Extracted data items
>>

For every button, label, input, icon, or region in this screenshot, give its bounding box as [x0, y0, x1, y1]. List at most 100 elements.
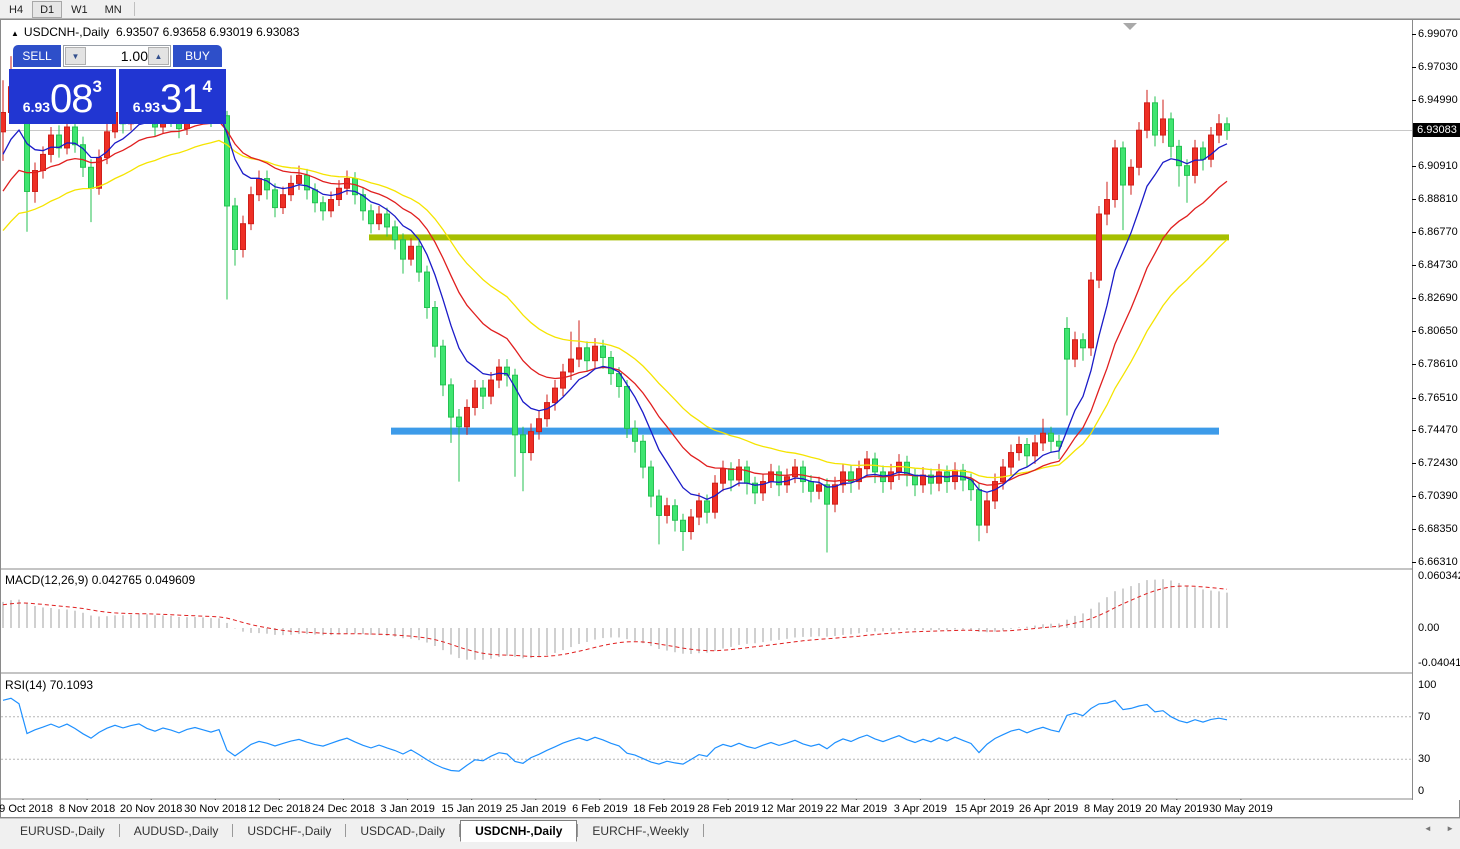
candle-body	[641, 441, 646, 467]
chart-tabs: EURUSD-,DailyAUDUSD-,DailyUSDCHF-,DailyU…	[6, 820, 704, 842]
volume-decrease-button[interactable]: ▼	[65, 47, 86, 65]
candle-body	[49, 135, 54, 154]
price-axis-label: 6.94990	[1418, 94, 1458, 106]
candle-body	[985, 501, 990, 525]
price-axis-tick	[1412, 199, 1416, 200]
candle-body	[1169, 119, 1174, 146]
candle-body	[601, 346, 606, 357]
candle-body	[89, 167, 94, 188]
candle-body	[1105, 200, 1110, 215]
price-axis-label: 6.74470	[1418, 424, 1458, 436]
tab-usdcnh-daily[interactable]: USDCNH-,Daily	[460, 820, 577, 842]
price-axis[interactable]: 6.93083 6.990706.970306.949906.909106.88…	[1412, 20, 1460, 800]
price-axis-tick	[1412, 331, 1416, 332]
candle-body	[545, 403, 550, 419]
candle-body	[633, 428, 638, 441]
date-axis-label: 8 Nov 2018	[59, 803, 115, 815]
rsi-axis-label: 70	[1418, 711, 1430, 723]
tab-scroll-right-icon[interactable]: ►	[1446, 824, 1454, 833]
buy-price-sup: 4	[203, 77, 212, 96]
date-axis-label: 25 Jan 2019	[506, 803, 567, 815]
date-axis-label: 28 Feb 2019	[697, 803, 759, 815]
price-axis-tick	[1412, 398, 1416, 399]
candle-body	[729, 469, 734, 480]
tab-scroll-arrows: ◄ ►	[1412, 824, 1454, 833]
candle-body	[401, 240, 406, 259]
buy-button[interactable]: BUY	[173, 45, 222, 67]
candle-body	[1217, 124, 1222, 135]
sell-price-prefix: 6.93	[23, 99, 50, 115]
candle-body	[1001, 467, 1006, 482]
price-axis-label: 6.72430	[1418, 457, 1458, 469]
volume-increase-button[interactable]: ▲	[148, 47, 169, 65]
price-axis-tick	[1412, 232, 1416, 233]
macd-axis-label: 0.00	[1418, 622, 1439, 634]
candle-body	[553, 388, 558, 403]
sell-button[interactable]: SELL	[13, 45, 61, 67]
rsi-axis-label: 0	[1418, 785, 1424, 797]
collapse-panel-icon[interactable]: ▲	[11, 29, 19, 38]
ohlc-quote: 6.93507 6.93658 6.93019 6.93083	[116, 25, 300, 39]
candle-body	[1073, 340, 1078, 359]
date-axis-label: 3 Apr 2019	[894, 803, 947, 815]
candle-body	[1009, 453, 1014, 468]
candle-body	[385, 214, 390, 227]
candle-body	[865, 459, 870, 469]
candle-body	[481, 388, 486, 396]
candle-body	[713, 483, 718, 512]
candle-body	[1201, 148, 1206, 159]
timeframe-button-w1[interactable]: W1	[63, 1, 96, 18]
tab-scroll-left-icon[interactable]: ◄	[1424, 824, 1432, 833]
mt4-window: H4D1W1MN ▲ USDCNH-,Daily 6.93507 6.93658 …	[0, 0, 1460, 849]
tab-usdcad-daily[interactable]: USDCAD-,Daily	[346, 821, 459, 843]
rsi-line	[3, 698, 1227, 771]
price-axis-tick	[1412, 34, 1416, 35]
candle-body	[665, 506, 670, 516]
buy-price-button[interactable]: 6.93314	[119, 69, 226, 124]
candle-body	[257, 179, 262, 195]
price-axis-label: 6.78610	[1418, 358, 1458, 370]
timeframe-button-h4[interactable]: H4	[1, 1, 31, 18]
candle-body	[425, 272, 430, 307]
date-axis-label: 15 Jan 2019	[441, 803, 502, 815]
macd-label: MACD(12,26,9) 0.042765 0.049609	[5, 573, 195, 587]
price-axis-tick	[1412, 529, 1416, 530]
price-axis-tick	[1412, 496, 1416, 497]
candle-body	[249, 195, 254, 224]
candle-body	[833, 485, 838, 504]
tab-usdchf-daily[interactable]: USDCHF-,Daily	[233, 821, 345, 843]
candle-body	[609, 357, 614, 373]
candle-body	[913, 475, 918, 485]
timeframe-button-mn[interactable]: MN	[97, 1, 130, 18]
candle-body	[1129, 167, 1134, 185]
sell-price-button[interactable]: 6.93083	[9, 69, 116, 124]
candle-body	[1145, 103, 1150, 130]
price-axis-label: 6.70390	[1418, 490, 1458, 502]
chart-title: ▲ USDCNH-,Daily 6.93507 6.93658 6.93019 6…	[11, 25, 299, 39]
candle-body	[625, 386, 630, 428]
candle-body	[473, 388, 478, 407]
rsi-label: RSI(14) 70.1093	[5, 678, 93, 692]
candle-body	[41, 154, 46, 170]
tab-audusd-daily[interactable]: AUDUSD-,Daily	[120, 821, 233, 843]
price-axis-tick	[1412, 100, 1416, 101]
timeframe-button-d1[interactable]: D1	[32, 1, 62, 18]
tab-eurchf-weekly[interactable]: EURCHF-,Weekly	[578, 821, 702, 843]
candle-body	[657, 496, 662, 515]
candle-body	[377, 214, 382, 224]
price-axis-label: 6.80650	[1418, 325, 1458, 337]
price-axis-label: 6.99070	[1418, 28, 1458, 40]
chart-window: ▲ USDCNH-,Daily 6.93507 6.93658 6.93019 6…	[0, 19, 1460, 818]
candle-body	[745, 467, 750, 483]
candle-body	[673, 506, 678, 521]
candle-body	[561, 372, 566, 388]
candle-body	[521, 435, 526, 453]
tab-eurusd-daily[interactable]: EURUSD-,Daily	[6, 821, 119, 843]
volume-input[interactable]	[88, 47, 148, 65]
symbol-period-label: USDCNH-,Daily	[24, 25, 109, 39]
price-axis-label: 6.76510	[1418, 392, 1458, 404]
candle-body	[329, 200, 334, 211]
candle-body	[1177, 146, 1182, 165]
candle-body	[1081, 340, 1086, 348]
date-axis-label: 6 Feb 2019	[572, 803, 628, 815]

<<

EXERCISE INSTRUCTIONS =
Retype every line of the items above without changing anything, and omit the pictures from your answer.

EXPECTED ANSWER =
For every button, label, input, icon, or region in this screenshot, give its bounding box as [x0, y0, x1, y1]. List at most 100 elements.
candle-body	[641, 441, 646, 467]
chart-tabs: EURUSD-,DailyAUDUSD-,DailyUSDCHF-,DailyU…	[6, 820, 704, 842]
volume-decrease-button[interactable]: ▼	[65, 47, 86, 65]
candle-body	[49, 135, 54, 154]
price-axis-label: 6.94990	[1418, 94, 1458, 106]
candle-body	[985, 501, 990, 525]
price-axis-tick	[1412, 199, 1416, 200]
candle-body	[1169, 119, 1174, 146]
candle-body	[601, 346, 606, 357]
candle-body	[89, 167, 94, 188]
candle-body	[1105, 200, 1110, 215]
price-axis-label: 6.74470	[1418, 424, 1458, 436]
tab-usdcnh-daily[interactable]: USDCNH-,Daily	[460, 820, 577, 842]
price-axis[interactable]: 6.93083 6.990706.970306.949906.909106.88…	[1412, 20, 1460, 800]
price-axis-tick	[1412, 331, 1416, 332]
candle-body	[545, 403, 550, 419]
candle-body	[633, 428, 638, 441]
date-axis-label: 8 Nov 2018	[59, 803, 115, 815]
rsi-axis-label: 70	[1418, 711, 1430, 723]
tab-scroll-right-icon[interactable]: ►	[1446, 824, 1454, 833]
buy-price-sup: 4	[203, 77, 212, 96]
date-axis-label: 25 Jan 2019	[506, 803, 567, 815]
date-axis-label: 28 Feb 2019	[697, 803, 759, 815]
price-axis-tick	[1412, 398, 1416, 399]
candle-body	[729, 469, 734, 480]
tab-scroll-arrows: ◄ ►	[1412, 824, 1454, 833]
candle-body	[401, 240, 406, 259]
buy-button[interactable]: BUY	[173, 45, 222, 67]
candle-body	[1217, 124, 1222, 135]
sell-price-prefix: 6.93	[23, 99, 50, 115]
candle-body	[1001, 467, 1006, 482]
price-axis-label: 6.72430	[1418, 457, 1458, 469]
volume-increase-button[interactable]: ▲	[148, 47, 169, 65]
price-axis-tick	[1412, 232, 1416, 233]
macd-axis-label: 0.00	[1418, 622, 1439, 634]
candle-body	[553, 388, 558, 403]
sell-button[interactable]: SELL	[13, 45, 61, 67]
rsi-axis-label: 0	[1418, 785, 1424, 797]
collapse-panel-icon[interactable]: ▲	[11, 29, 19, 38]
ohlc-quote: 6.93507 6.93658 6.93019 6.93083	[116, 25, 300, 39]
candle-body	[1073, 340, 1078, 359]
date-axis-label: 3 Apr 2019	[894, 803, 947, 815]
candle-body	[1009, 453, 1014, 468]
candle-body	[385, 214, 390, 227]
candle-body	[865, 459, 870, 469]
candle-body	[481, 388, 486, 396]
candle-body	[713, 483, 718, 512]
candle-body	[1201, 148, 1206, 159]
timeframe-button-w1[interactable]: W1	[63, 1, 96, 18]
tab-scroll-left-icon[interactable]: ◄	[1424, 824, 1432, 833]
mt4-window: H4D1W1MN ▲ USDCNH-,Daily 6.93507 6.93658 …	[0, 0, 1460, 849]
tab-usdcad-daily[interactable]: USDCAD-,Daily	[346, 821, 459, 843]
rsi-line	[3, 698, 1227, 771]
price-axis-tick	[1412, 34, 1416, 35]
candle-body	[665, 506, 670, 516]
buy-price-button[interactable]: 6.93314	[119, 69, 226, 124]
candle-body	[257, 179, 262, 195]
price-axis-label: 6.78610	[1418, 358, 1458, 370]
timeframe-button-h4[interactable]: H4	[1, 1, 31, 18]
candle-body	[425, 272, 430, 307]
date-axis-label: 15 Jan 2019	[441, 803, 502, 815]
macd-label: MACD(12,26,9) 0.042765 0.049609	[5, 573, 195, 587]
price-axis-tick	[1412, 529, 1416, 530]
price-axis-tick	[1412, 496, 1416, 497]
candle-body	[249, 195, 254, 224]
candle-body	[833, 485, 838, 504]
tab-usdchf-daily[interactable]: USDCHF-,Daily	[233, 821, 345, 843]
candle-body	[609, 357, 614, 373]
candle-body	[913, 475, 918, 485]
timeframe-button-mn[interactable]: MN	[97, 1, 130, 18]
candle-body	[1129, 167, 1134, 185]
sell-price-button[interactable]: 6.93083	[9, 69, 116, 124]
candle-body	[1145, 103, 1150, 130]
price-axis-label: 6.70390	[1418, 490, 1458, 502]
chart-title: ▲ USDCNH-,Daily 6.93507 6.93658 6.93019 6…	[11, 25, 299, 39]
candle-body	[625, 386, 630, 428]
candle-body	[473, 388, 478, 407]
rsi-label: RSI(14) 70.1093	[5, 678, 93, 692]
candle-body	[41, 154, 46, 170]
tab-audusd-daily[interactable]: AUDUSD-,Daily	[120, 821, 233, 843]
price-axis-tick	[1412, 100, 1416, 101]
timeframe-button-d1[interactable]: D1	[32, 1, 62, 18]
tab-eurchf-weekly[interactable]: EURCHF-,Weekly	[578, 821, 702, 843]
candle-body	[657, 496, 662, 515]
candle-body	[377, 214, 382, 224]
price-axis-label: 6.80650	[1418, 325, 1458, 337]
price-axis-label: 6.99070	[1418, 28, 1458, 40]
chart-window: ▲ USDCNH-,Daily 6.93507 6.93658 6.93019 6…	[0, 19, 1460, 818]
candle-body	[745, 467, 750, 483]
candle-body	[673, 506, 678, 521]
candle-body	[561, 372, 566, 388]
candle-body	[521, 435, 526, 453]
tab-eurusd-daily[interactable]: EURUSD-,Daily	[6, 821, 119, 843]
volume-input[interactable]	[88, 47, 148, 65]
symbol-period-label: USDCNH-,Daily	[24, 25, 109, 39]
price-axis-label: 6.76510	[1418, 392, 1458, 404]
candle-body	[329, 200, 334, 211]
candle-body	[1177, 146, 1182, 165]
candle-body	[1081, 340, 1086, 348]
date-axis-label: 6 Feb 2019	[572, 803, 628, 815]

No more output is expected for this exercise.